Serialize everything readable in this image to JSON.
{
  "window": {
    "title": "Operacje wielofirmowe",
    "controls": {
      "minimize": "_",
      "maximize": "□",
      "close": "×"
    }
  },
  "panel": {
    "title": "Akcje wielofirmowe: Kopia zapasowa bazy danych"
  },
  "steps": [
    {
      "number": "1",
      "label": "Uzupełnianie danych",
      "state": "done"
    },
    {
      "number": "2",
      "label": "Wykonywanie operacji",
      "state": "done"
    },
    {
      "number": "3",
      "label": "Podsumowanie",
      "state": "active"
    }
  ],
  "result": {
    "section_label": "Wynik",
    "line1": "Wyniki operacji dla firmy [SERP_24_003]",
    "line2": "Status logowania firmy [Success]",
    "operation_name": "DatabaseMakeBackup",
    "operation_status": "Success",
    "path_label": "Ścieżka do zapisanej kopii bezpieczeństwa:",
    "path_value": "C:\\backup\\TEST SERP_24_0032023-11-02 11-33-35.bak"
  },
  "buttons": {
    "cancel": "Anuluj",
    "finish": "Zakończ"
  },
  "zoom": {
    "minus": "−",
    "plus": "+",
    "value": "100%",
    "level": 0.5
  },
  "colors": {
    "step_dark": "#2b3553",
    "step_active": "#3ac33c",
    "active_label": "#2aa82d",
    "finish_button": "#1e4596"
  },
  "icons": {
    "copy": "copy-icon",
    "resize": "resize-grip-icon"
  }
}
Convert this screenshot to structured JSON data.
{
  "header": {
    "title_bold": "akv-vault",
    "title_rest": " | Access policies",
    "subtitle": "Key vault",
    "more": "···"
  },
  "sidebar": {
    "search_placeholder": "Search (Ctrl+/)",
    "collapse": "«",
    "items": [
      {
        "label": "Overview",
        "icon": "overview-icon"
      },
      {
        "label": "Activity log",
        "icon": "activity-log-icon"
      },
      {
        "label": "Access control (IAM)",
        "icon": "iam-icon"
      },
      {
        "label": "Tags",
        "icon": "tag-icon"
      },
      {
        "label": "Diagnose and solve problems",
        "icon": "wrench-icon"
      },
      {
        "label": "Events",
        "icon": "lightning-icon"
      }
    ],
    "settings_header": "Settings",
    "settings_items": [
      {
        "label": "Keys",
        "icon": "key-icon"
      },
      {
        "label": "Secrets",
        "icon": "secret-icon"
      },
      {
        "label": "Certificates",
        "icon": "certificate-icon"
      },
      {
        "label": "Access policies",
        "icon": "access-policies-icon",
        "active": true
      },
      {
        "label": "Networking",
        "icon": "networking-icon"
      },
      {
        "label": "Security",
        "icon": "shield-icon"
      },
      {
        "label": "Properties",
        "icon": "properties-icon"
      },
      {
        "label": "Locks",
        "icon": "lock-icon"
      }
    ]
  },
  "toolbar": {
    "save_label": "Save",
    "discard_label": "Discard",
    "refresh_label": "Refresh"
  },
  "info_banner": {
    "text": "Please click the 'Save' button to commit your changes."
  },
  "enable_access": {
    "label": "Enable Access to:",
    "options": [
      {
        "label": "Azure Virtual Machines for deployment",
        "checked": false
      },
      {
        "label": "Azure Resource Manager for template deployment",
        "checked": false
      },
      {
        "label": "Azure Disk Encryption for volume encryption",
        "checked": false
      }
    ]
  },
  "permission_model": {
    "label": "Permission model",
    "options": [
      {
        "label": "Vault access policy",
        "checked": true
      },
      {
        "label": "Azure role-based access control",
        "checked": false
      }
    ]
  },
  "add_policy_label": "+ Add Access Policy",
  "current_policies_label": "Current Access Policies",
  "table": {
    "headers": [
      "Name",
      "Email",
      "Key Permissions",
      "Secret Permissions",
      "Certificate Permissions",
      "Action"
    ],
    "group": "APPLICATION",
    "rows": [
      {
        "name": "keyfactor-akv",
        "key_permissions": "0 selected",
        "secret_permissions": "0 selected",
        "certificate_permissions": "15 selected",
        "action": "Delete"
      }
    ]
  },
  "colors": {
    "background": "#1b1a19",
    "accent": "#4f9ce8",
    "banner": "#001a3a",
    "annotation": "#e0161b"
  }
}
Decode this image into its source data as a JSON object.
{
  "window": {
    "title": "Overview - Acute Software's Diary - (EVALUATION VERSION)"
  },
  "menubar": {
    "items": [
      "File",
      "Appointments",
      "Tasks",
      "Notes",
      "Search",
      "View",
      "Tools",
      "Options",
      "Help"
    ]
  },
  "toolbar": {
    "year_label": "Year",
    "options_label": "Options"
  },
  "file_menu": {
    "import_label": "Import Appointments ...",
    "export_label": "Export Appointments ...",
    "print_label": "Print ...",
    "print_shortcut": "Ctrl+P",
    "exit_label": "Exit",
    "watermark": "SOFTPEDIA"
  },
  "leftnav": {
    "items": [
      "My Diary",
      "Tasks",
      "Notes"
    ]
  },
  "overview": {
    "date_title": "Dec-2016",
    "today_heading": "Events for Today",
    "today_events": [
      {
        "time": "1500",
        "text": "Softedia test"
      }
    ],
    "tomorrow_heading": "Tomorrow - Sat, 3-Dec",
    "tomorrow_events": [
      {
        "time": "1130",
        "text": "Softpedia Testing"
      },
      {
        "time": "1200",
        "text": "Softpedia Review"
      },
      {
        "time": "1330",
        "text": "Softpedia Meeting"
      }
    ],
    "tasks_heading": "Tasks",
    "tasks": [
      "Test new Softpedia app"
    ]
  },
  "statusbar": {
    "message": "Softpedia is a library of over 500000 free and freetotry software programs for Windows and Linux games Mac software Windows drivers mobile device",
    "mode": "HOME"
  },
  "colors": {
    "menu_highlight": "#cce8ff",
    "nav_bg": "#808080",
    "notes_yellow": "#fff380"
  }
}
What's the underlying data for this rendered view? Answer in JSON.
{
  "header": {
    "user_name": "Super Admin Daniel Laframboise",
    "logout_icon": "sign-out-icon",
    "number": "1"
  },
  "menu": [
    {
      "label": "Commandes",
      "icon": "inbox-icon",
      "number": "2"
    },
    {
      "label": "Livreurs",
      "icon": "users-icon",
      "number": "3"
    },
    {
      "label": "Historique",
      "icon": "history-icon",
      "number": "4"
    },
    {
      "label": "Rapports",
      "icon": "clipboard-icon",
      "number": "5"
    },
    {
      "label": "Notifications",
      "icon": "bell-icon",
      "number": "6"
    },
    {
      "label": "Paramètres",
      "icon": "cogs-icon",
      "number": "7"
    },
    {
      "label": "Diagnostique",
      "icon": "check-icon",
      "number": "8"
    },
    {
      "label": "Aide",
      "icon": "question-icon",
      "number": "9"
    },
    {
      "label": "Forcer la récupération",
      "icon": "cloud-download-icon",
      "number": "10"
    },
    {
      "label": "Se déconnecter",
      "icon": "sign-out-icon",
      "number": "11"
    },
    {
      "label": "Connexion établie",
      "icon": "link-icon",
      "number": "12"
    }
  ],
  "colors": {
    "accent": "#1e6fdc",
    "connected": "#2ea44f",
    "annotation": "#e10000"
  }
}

————————

* Set problem
Which lines above contain "sign"? Show each of them.

* Result for this task
    "logout_icon": "sign-out-icon",
      "icon": "sign-out-icon",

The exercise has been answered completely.